"""

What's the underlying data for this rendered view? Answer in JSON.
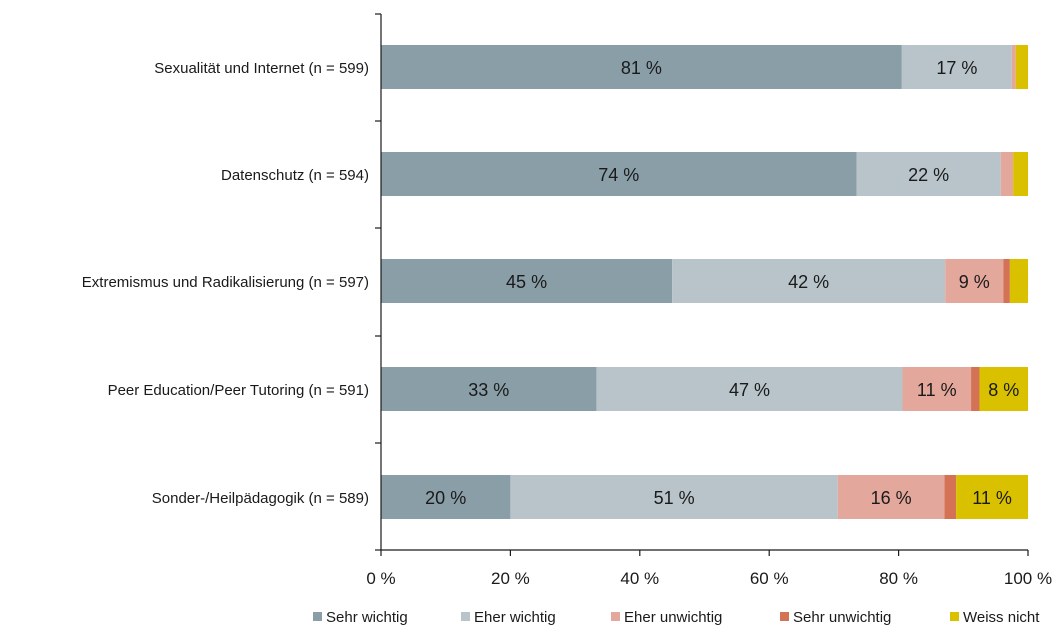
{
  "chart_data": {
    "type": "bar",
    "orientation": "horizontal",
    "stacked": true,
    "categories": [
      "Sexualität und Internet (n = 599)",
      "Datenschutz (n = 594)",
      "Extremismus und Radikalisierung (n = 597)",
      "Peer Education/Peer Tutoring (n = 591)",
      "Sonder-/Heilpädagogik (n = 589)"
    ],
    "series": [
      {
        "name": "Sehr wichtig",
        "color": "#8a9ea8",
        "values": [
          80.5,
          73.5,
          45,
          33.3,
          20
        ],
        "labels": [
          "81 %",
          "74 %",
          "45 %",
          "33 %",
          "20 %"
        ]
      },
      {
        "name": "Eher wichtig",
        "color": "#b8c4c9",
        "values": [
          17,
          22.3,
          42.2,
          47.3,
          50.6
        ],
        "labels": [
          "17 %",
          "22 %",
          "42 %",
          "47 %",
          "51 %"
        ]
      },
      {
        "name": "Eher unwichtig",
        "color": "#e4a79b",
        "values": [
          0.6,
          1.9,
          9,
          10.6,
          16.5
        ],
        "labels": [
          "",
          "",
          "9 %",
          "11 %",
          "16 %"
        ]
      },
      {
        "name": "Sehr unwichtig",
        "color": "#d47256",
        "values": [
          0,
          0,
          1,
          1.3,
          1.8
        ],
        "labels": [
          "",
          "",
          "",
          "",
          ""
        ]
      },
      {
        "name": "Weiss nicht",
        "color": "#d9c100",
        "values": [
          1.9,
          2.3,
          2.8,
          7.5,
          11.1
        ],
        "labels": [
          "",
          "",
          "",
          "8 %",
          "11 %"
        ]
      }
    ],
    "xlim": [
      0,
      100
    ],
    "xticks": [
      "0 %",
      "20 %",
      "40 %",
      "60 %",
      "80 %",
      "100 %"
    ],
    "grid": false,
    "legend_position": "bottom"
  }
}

"""
"""

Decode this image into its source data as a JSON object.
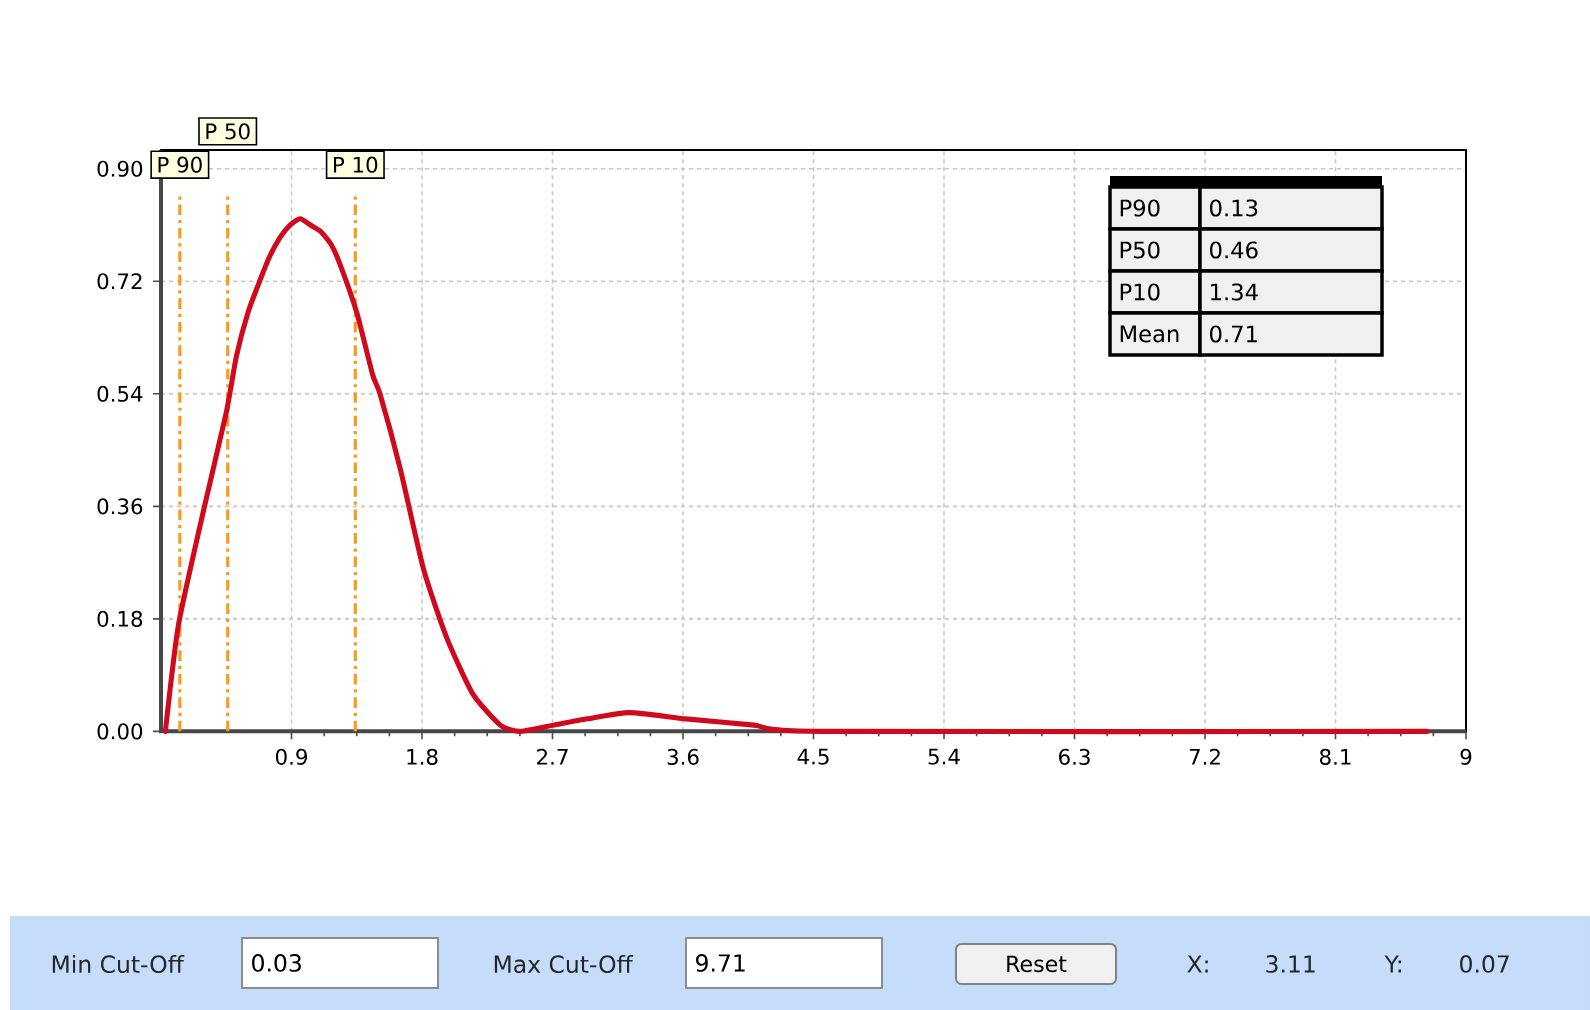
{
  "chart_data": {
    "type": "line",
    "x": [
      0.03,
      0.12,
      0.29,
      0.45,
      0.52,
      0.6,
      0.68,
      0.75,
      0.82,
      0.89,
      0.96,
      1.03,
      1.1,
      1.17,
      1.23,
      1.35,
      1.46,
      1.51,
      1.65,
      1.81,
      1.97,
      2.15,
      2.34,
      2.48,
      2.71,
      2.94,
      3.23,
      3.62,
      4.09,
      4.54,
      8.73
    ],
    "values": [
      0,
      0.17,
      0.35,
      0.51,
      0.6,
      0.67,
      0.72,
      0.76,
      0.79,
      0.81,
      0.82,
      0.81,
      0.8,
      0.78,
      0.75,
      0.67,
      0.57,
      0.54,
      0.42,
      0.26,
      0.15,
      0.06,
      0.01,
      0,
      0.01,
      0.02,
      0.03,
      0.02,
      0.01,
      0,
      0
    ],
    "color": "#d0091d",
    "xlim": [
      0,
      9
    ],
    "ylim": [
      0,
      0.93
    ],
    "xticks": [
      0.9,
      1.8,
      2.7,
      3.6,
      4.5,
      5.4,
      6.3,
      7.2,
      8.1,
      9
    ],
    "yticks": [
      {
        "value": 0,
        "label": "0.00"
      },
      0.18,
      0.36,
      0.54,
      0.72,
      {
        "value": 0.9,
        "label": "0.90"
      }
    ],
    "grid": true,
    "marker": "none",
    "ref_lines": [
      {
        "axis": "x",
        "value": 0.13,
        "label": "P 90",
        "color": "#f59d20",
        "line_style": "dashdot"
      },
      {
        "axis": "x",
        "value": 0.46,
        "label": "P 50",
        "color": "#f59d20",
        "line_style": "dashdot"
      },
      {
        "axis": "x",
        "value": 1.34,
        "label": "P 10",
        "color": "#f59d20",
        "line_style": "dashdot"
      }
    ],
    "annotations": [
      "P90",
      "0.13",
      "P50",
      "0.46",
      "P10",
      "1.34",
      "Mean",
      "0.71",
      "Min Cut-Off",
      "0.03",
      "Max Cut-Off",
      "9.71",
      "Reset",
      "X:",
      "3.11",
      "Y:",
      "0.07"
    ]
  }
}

"""

## TASK INSTRUCTIONS:
List all lines where "unwichtig" occurs.

## RESPONSE:
        "name": "Eher unwichtig",
        "name": "Sehr unwichtig",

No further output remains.